• [Challenge]: Can you find the lines of the listing that include "series" and copy every one?
** START **
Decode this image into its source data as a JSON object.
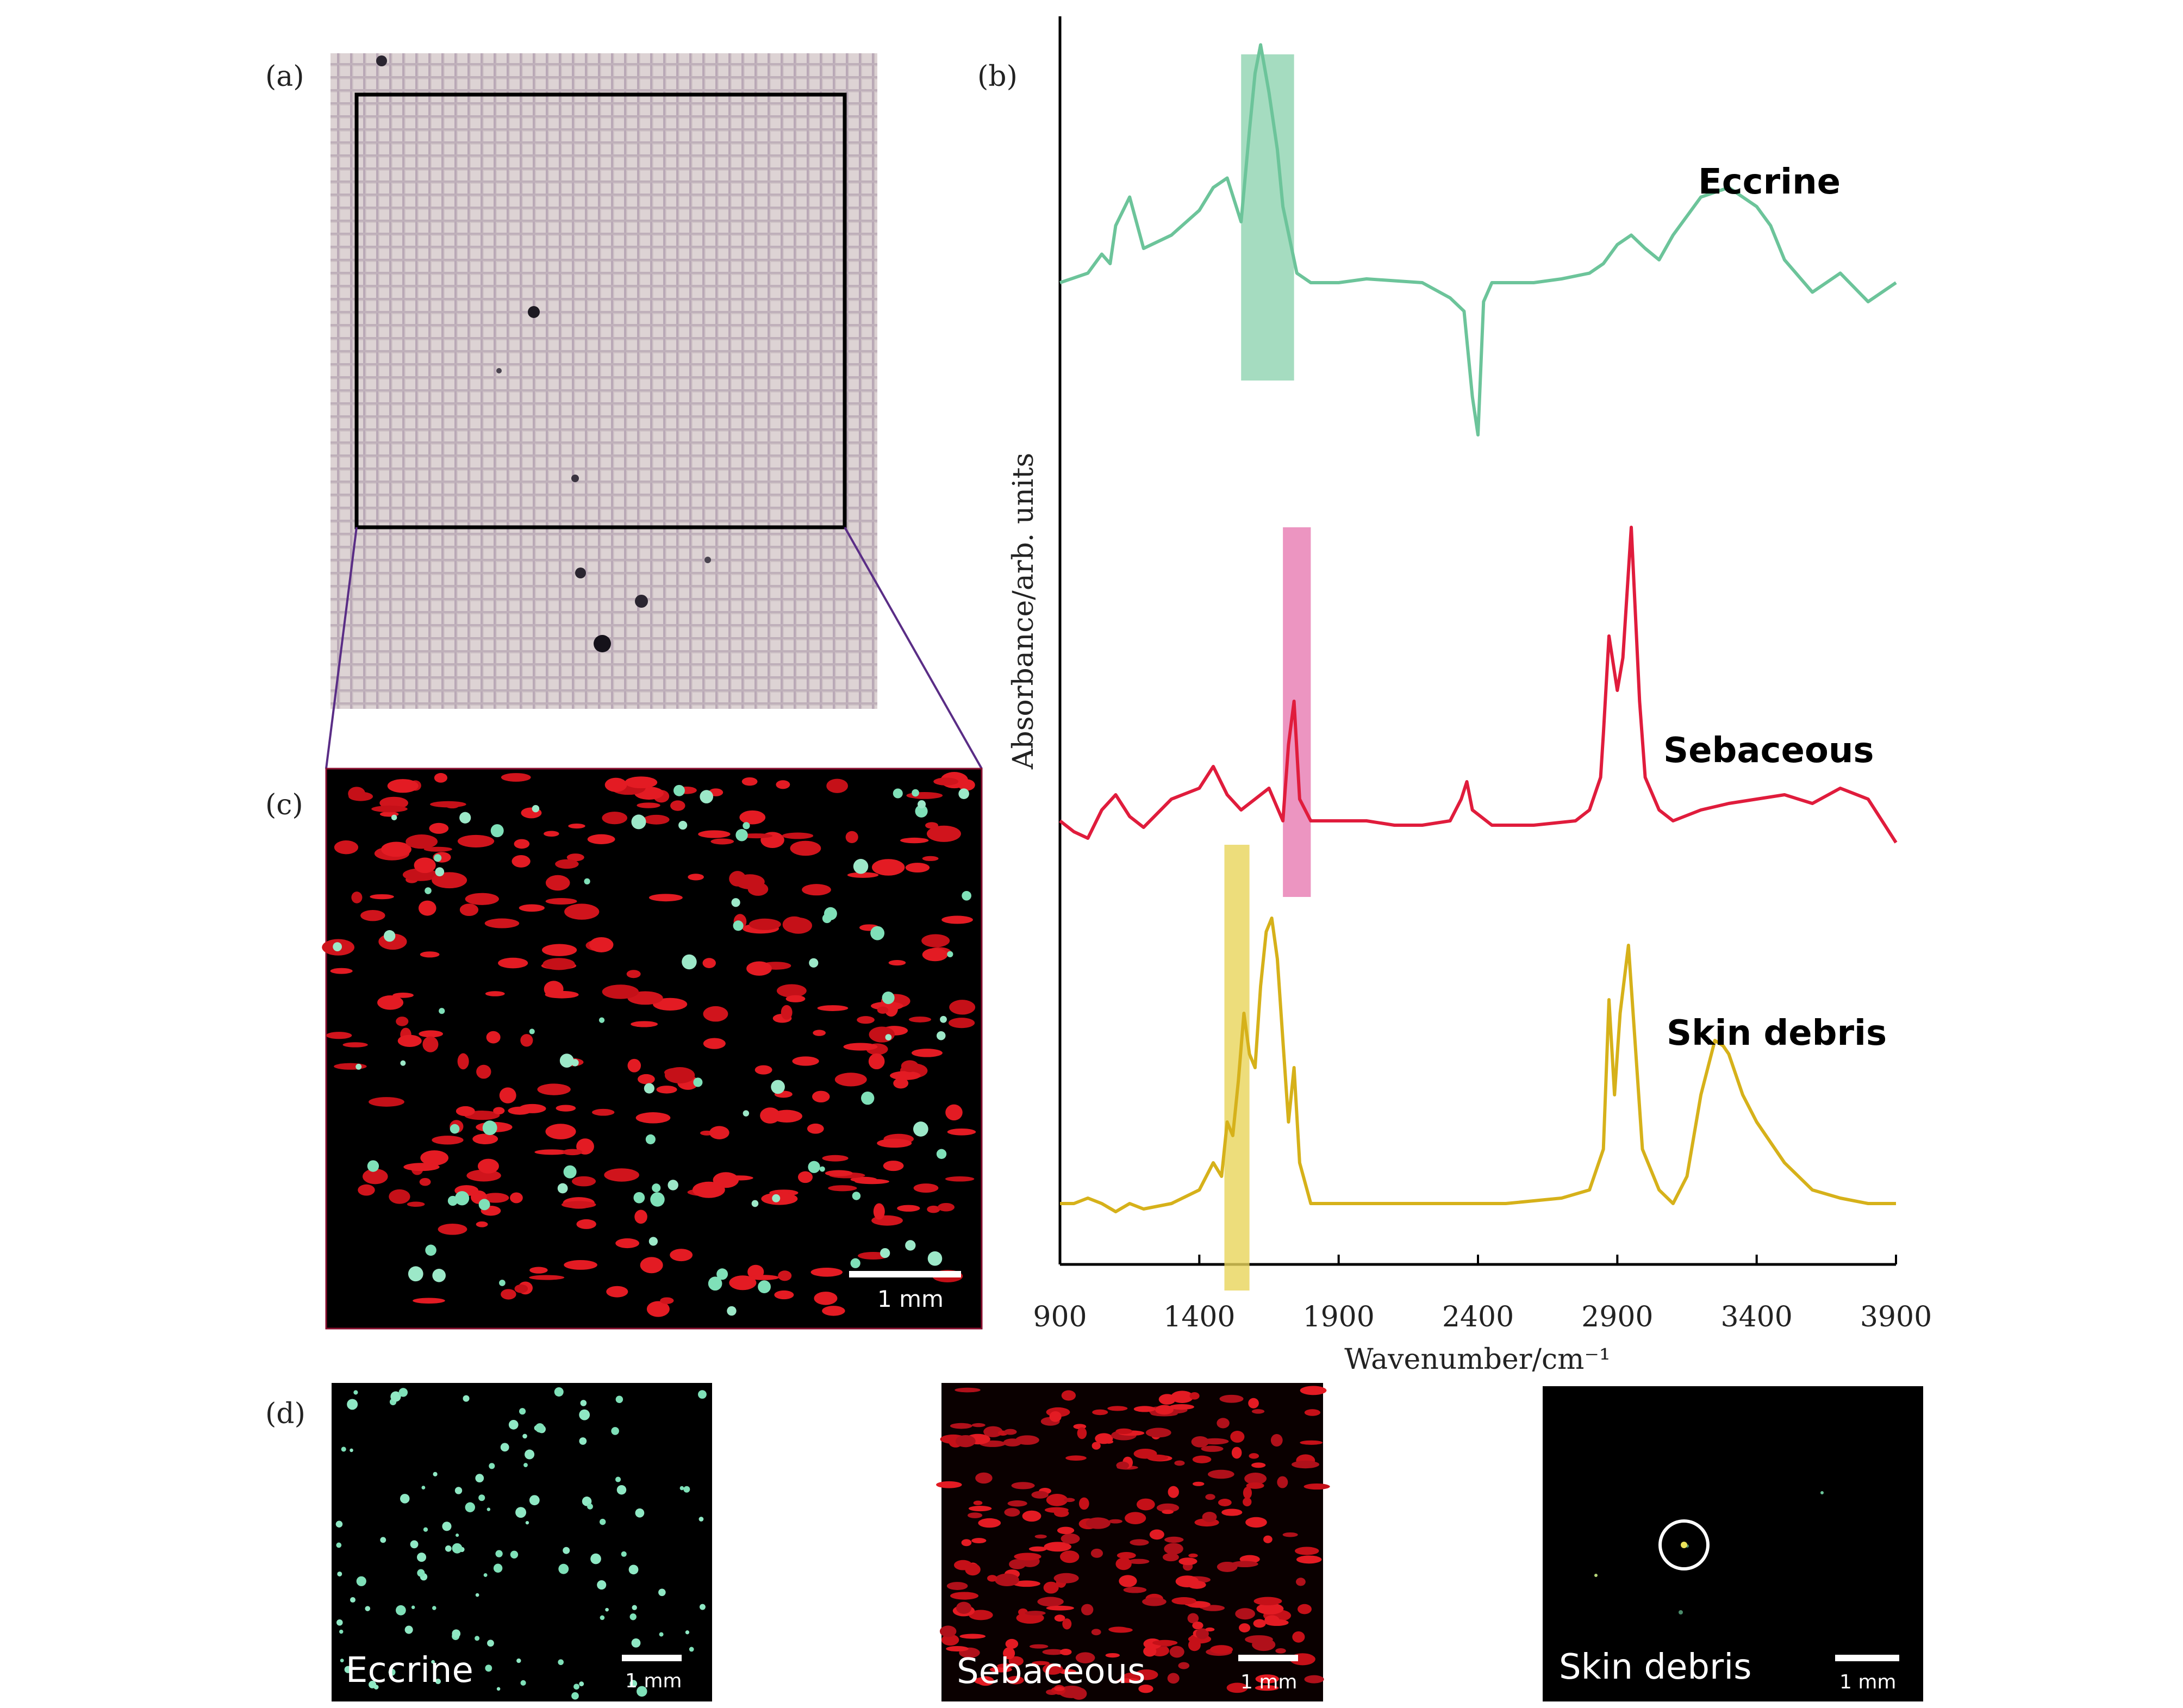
{
  "panels": {
    "a": "(a)",
    "b": "(b)",
    "c": "(c)",
    "d": "(d)"
  },
  "colors": {
    "eccrine": "#6cc49a",
    "sebaceous": "#e01c3c",
    "skin_debris": "#d6b11a",
    "eccrine_band": "#8fd3b0",
    "sebaceous_band": "#e77ab2",
    "skin_debris_band": "#e9d45a"
  },
  "scale_bar": "1 mm",
  "maps": {
    "eccrine": "Eccrine",
    "sebaceous": "Sebaceous",
    "skin_debris": "Skin debris"
  },
  "chart_data": {
    "type": "line",
    "xlabel": "Wavenumber/cm⁻¹",
    "ylabel": "Absorbance/arb. units",
    "xlim": [
      900,
      3900
    ],
    "x_ticks": [
      "900",
      "1400",
      "1900",
      "2400",
      "2900",
      "3400",
      "3900"
    ],
    "grid": false,
    "series": [
      {
        "name": "Eccrine",
        "x": [
          900,
          1000,
          1050,
          1080,
          1100,
          1150,
          1200,
          1300,
          1400,
          1450,
          1500,
          1550,
          1580,
          1600,
          1620,
          1650,
          1680,
          1700,
          1750,
          1800,
          1900,
          2000,
          2100,
          2200,
          2300,
          2350,
          2380,
          2400,
          2420,
          2450,
          2500,
          2600,
          2700,
          2800,
          2850,
          2900,
          2950,
          3000,
          3050,
          3100,
          3200,
          3300,
          3400,
          3450,
          3500,
          3600,
          3700,
          3800,
          3900
        ],
        "y": [
          0.0,
          0.05,
          0.15,
          0.1,
          0.3,
          0.45,
          0.18,
          0.25,
          0.38,
          0.5,
          0.55,
          0.32,
          0.8,
          1.1,
          1.25,
          1.0,
          0.7,
          0.4,
          0.05,
          0.0,
          0.0,
          0.02,
          0.01,
          0.0,
          -0.08,
          -0.15,
          -0.6,
          -0.8,
          -0.1,
          0.0,
          0.0,
          0.0,
          0.02,
          0.05,
          0.1,
          0.2,
          0.25,
          0.18,
          0.12,
          0.25,
          0.45,
          0.5,
          0.4,
          0.3,
          0.12,
          -0.05,
          0.05,
          -0.1,
          0.0
        ]
      },
      {
        "name": "Sebaceous",
        "x": [
          900,
          950,
          1000,
          1050,
          1100,
          1150,
          1200,
          1300,
          1400,
          1450,
          1500,
          1550,
          1600,
          1650,
          1700,
          1720,
          1740,
          1760,
          1800,
          1900,
          2000,
          2100,
          2200,
          2300,
          2340,
          2360,
          2380,
          2450,
          2600,
          2750,
          2800,
          2840,
          2850,
          2870,
          2900,
          2920,
          2950,
          2980,
          3000,
          3050,
          3100,
          3200,
          3300,
          3400,
          3500,
          3600,
          3700,
          3800,
          3850,
          3900
        ],
        "y": [
          0.0,
          -0.05,
          -0.08,
          0.05,
          0.12,
          0.02,
          -0.03,
          0.1,
          0.15,
          0.25,
          0.12,
          0.05,
          0.1,
          0.15,
          0.0,
          0.35,
          0.55,
          0.1,
          0.0,
          0.0,
          0.0,
          -0.02,
          -0.02,
          0.0,
          0.1,
          0.18,
          0.05,
          -0.02,
          -0.02,
          0.0,
          0.05,
          0.2,
          0.4,
          0.85,
          0.6,
          0.75,
          1.35,
          0.55,
          0.2,
          0.05,
          0.0,
          0.05,
          0.08,
          0.1,
          0.12,
          0.08,
          0.15,
          0.1,
          0.0,
          -0.1
        ]
      },
      {
        "name": "Skin debris",
        "x": [
          900,
          950,
          1000,
          1050,
          1100,
          1150,
          1200,
          1300,
          1400,
          1450,
          1480,
          1500,
          1520,
          1540,
          1560,
          1580,
          1600,
          1620,
          1640,
          1660,
          1680,
          1700,
          1720,
          1740,
          1760,
          1800,
          1900,
          2000,
          2200,
          2300,
          2360,
          2500,
          2700,
          2800,
          2850,
          2870,
          2890,
          2910,
          2940,
          2960,
          2990,
          3050,
          3100,
          3150,
          3200,
          3250,
          3280,
          3300,
          3350,
          3400,
          3500,
          3600,
          3700,
          3800,
          3900
        ],
        "y": [
          0.0,
          0.0,
          0.02,
          0.0,
          -0.03,
          0.0,
          -0.02,
          0.0,
          0.05,
          0.15,
          0.1,
          0.3,
          0.25,
          0.45,
          0.7,
          0.55,
          0.5,
          0.8,
          1.0,
          1.05,
          0.9,
          0.6,
          0.3,
          0.5,
          0.15,
          0.0,
          0.0,
          0.0,
          0.0,
          0.0,
          0.0,
          0.0,
          0.02,
          0.05,
          0.2,
          0.75,
          0.4,
          0.7,
          0.95,
          0.65,
          0.2,
          0.05,
          0.0,
          0.1,
          0.4,
          0.6,
          0.58,
          0.55,
          0.4,
          0.3,
          0.15,
          0.05,
          0.02,
          0.0,
          0.0
        ]
      }
    ],
    "highlight_bands": [
      {
        "series": "Eccrine",
        "x_range": [
          1550,
          1740
        ]
      },
      {
        "series": "Sebaceous",
        "x_range": [
          1700,
          1800
        ]
      },
      {
        "series": "Skin debris",
        "x_range": [
          1490,
          1580
        ]
      }
    ]
  }
}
** END **
• [Answer to this task]:
    "series": [
        "series": "Eccrine",
        "series": "Sebaceous",
        "series": "Skin debris",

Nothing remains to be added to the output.